[Extracted records]
# # # # # # #

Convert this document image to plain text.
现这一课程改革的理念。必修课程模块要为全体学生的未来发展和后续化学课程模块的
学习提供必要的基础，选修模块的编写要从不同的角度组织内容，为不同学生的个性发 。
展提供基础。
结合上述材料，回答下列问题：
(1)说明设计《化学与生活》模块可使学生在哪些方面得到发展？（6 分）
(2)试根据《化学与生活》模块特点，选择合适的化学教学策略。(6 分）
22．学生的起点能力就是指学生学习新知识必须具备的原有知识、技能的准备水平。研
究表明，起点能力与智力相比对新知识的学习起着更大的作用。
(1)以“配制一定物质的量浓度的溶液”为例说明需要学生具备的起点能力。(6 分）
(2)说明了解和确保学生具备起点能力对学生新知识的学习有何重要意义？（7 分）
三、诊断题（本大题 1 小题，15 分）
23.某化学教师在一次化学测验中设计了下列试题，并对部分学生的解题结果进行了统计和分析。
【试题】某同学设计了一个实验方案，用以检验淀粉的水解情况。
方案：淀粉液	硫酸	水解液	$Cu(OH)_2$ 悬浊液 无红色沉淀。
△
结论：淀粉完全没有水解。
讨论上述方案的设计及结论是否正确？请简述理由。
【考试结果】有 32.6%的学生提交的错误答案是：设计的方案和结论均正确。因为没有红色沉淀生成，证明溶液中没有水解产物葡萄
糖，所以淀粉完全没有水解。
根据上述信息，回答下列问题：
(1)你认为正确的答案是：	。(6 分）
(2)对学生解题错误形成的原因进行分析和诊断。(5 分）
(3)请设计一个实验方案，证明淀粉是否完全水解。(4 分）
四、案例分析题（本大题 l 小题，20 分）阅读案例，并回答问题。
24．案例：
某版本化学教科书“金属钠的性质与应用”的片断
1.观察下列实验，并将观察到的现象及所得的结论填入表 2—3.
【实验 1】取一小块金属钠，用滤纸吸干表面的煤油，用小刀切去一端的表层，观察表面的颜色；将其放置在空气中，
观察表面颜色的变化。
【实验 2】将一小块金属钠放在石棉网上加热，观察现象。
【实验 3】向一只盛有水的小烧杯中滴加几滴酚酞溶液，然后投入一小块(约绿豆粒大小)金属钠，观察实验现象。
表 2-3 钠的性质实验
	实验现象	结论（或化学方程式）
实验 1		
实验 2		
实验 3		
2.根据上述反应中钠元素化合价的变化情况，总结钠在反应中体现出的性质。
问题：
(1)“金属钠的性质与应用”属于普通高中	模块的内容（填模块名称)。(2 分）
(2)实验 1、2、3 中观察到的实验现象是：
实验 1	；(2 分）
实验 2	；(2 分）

# # # # # # #

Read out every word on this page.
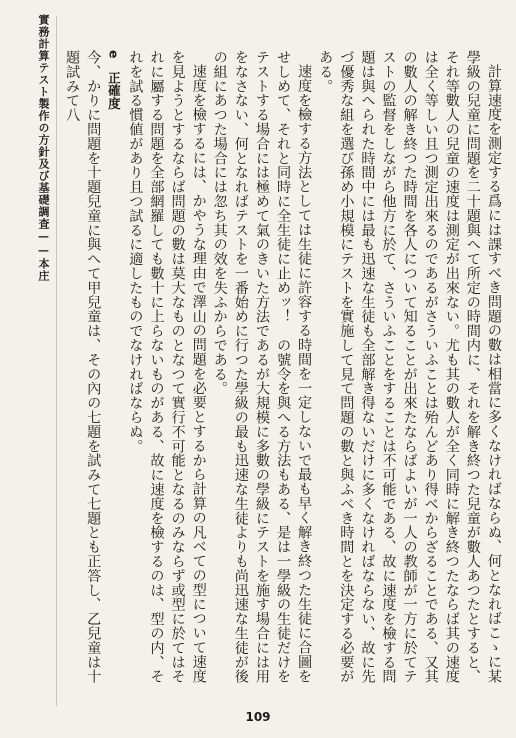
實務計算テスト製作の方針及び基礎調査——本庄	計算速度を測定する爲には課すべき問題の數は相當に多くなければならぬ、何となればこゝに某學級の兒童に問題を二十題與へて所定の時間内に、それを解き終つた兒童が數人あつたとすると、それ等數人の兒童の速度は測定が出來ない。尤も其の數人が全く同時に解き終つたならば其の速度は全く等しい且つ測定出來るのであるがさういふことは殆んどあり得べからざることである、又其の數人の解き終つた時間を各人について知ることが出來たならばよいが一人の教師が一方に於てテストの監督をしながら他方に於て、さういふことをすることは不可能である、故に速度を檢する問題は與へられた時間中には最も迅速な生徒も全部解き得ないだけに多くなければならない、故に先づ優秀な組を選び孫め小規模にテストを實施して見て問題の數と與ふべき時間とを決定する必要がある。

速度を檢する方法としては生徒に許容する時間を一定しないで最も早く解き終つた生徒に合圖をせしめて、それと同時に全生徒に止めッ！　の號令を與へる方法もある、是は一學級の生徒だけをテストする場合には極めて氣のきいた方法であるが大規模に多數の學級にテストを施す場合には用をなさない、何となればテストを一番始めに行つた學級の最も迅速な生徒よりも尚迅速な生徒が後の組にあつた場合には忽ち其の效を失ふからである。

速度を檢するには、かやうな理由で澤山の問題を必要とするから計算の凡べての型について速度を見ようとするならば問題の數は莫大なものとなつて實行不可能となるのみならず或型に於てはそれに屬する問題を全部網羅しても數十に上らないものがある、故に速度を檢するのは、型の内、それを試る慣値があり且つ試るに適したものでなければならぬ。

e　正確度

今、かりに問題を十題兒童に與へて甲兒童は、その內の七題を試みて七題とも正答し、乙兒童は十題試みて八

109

# # # # # # #

(Exercise goal): Count how many lines of the listing above include "化学与生活" and report that number alone.

(The response): 2